> **THE EXERCISE**
Read the records and gather each line that includes "استان".

> **DATASET CONTENT**

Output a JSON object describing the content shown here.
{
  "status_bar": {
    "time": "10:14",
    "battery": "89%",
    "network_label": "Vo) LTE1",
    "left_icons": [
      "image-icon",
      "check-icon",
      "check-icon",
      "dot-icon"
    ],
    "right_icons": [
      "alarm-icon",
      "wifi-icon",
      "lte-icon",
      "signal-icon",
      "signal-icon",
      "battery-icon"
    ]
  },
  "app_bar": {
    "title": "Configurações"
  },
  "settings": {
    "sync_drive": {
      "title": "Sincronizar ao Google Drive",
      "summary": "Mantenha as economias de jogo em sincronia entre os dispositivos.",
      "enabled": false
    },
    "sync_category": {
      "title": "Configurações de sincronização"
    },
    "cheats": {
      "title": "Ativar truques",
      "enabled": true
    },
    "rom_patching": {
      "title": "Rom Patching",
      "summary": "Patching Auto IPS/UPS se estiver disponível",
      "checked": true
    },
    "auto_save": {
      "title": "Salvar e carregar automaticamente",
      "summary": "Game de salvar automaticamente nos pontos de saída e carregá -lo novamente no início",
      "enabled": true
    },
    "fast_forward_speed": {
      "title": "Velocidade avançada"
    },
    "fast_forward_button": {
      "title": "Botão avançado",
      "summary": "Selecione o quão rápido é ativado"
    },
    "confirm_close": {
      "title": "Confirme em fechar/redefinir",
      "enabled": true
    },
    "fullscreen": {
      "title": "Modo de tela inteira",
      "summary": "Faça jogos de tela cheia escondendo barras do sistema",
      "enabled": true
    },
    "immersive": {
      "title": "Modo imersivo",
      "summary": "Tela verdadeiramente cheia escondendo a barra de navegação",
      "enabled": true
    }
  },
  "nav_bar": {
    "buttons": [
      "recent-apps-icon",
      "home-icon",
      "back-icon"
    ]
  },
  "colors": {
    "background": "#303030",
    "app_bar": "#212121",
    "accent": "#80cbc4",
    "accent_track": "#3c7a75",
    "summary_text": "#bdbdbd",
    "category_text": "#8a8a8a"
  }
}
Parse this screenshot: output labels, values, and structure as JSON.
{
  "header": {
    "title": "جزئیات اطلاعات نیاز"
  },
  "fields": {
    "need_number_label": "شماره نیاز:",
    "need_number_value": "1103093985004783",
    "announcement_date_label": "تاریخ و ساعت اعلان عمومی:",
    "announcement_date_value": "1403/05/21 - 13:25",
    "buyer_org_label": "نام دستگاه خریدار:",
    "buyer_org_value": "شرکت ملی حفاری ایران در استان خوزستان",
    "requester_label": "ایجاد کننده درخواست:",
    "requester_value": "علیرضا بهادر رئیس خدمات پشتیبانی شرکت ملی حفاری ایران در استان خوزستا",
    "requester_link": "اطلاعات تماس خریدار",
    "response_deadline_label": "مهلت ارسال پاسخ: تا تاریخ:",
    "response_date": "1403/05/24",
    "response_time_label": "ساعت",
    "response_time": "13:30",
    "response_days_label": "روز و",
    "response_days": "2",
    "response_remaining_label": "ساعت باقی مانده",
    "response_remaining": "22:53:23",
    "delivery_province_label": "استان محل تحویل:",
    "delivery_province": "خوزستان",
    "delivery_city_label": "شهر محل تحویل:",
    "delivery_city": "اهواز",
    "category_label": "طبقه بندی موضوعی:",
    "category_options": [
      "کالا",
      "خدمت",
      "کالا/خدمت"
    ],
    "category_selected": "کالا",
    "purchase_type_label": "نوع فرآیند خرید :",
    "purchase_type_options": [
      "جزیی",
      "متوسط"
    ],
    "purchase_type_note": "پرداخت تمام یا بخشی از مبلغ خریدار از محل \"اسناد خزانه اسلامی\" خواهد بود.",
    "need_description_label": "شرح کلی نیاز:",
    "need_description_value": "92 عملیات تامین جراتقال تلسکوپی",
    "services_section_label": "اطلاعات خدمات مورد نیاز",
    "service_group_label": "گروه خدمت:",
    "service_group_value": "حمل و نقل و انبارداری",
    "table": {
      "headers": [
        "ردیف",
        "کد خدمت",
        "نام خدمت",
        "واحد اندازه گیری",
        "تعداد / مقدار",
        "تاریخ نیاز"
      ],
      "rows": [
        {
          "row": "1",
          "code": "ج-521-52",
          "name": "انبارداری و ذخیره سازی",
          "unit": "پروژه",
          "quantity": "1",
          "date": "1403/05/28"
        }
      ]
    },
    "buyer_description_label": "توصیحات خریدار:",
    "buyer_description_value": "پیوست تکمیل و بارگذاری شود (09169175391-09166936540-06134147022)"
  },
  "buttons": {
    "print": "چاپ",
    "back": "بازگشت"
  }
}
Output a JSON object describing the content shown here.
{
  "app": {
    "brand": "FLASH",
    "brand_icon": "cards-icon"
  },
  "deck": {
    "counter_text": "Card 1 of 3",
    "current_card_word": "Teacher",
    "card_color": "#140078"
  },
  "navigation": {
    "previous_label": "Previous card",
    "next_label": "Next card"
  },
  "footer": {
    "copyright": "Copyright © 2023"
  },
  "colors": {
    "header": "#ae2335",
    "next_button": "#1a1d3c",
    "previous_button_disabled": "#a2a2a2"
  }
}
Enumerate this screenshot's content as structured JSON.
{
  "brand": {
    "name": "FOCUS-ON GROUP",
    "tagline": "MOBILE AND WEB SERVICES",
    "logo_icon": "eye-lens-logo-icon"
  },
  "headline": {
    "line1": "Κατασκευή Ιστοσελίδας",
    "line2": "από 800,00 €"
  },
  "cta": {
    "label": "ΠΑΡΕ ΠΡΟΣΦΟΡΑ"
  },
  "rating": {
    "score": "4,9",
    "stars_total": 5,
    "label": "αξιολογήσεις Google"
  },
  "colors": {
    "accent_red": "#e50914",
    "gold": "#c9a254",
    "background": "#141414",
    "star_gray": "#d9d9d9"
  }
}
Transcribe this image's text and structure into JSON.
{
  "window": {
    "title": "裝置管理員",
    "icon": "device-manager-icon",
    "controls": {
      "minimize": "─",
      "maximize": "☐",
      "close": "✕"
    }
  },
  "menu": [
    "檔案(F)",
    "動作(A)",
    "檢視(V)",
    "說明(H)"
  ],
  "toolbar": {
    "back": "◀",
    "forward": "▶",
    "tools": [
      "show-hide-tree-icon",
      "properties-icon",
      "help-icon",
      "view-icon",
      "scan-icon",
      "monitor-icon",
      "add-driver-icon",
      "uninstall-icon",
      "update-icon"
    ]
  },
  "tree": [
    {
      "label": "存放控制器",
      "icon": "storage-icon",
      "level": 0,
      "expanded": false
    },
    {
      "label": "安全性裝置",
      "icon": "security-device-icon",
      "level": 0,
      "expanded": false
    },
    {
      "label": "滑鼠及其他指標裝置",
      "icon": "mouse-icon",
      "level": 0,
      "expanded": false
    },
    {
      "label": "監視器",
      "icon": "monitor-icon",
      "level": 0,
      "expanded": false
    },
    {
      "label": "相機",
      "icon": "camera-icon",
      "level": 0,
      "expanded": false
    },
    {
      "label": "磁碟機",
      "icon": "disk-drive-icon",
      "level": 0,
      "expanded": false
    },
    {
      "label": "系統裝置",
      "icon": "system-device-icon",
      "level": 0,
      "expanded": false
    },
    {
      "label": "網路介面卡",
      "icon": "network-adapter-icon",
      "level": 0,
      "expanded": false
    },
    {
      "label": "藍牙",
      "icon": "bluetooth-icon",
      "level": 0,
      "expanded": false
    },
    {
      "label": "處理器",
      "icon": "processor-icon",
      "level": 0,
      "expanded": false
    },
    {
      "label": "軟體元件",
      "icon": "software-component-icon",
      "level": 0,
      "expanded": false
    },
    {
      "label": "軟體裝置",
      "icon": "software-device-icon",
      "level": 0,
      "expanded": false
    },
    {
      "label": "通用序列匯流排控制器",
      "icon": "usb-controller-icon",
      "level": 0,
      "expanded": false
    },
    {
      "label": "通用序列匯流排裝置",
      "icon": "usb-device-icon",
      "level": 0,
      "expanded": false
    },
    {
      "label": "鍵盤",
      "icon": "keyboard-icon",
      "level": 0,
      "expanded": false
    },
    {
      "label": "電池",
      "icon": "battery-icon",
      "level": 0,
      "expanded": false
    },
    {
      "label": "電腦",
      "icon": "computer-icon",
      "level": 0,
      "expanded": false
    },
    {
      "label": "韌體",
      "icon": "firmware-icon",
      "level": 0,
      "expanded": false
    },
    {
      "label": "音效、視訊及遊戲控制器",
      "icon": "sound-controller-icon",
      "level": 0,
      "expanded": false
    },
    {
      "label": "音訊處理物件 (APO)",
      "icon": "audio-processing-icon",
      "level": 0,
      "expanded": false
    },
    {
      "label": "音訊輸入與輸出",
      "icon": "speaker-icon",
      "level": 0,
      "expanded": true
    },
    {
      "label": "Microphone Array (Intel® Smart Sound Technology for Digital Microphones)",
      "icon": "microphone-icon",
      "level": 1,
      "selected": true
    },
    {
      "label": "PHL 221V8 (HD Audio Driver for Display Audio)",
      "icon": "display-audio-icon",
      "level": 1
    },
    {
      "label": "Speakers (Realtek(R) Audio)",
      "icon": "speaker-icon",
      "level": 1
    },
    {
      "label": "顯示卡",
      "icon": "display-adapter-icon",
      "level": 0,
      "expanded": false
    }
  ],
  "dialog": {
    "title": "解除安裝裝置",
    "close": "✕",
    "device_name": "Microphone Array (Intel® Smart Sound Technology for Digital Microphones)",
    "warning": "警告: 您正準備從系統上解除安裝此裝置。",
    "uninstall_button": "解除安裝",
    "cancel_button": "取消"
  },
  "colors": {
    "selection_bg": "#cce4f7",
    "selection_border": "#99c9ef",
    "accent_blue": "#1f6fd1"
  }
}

> **RESPONSE TO THIS EXERCISE**
    "buyer_org_value": "شرکت ملی حفاری ایران در استان خوزستان",
    "requester_value": "علیرضا بهادر رئیس خدمات پشتیبانی شرکت ملی حفاری ایران در استان خوزستا",
    "delivery_province_label": "استان محل تحویل:",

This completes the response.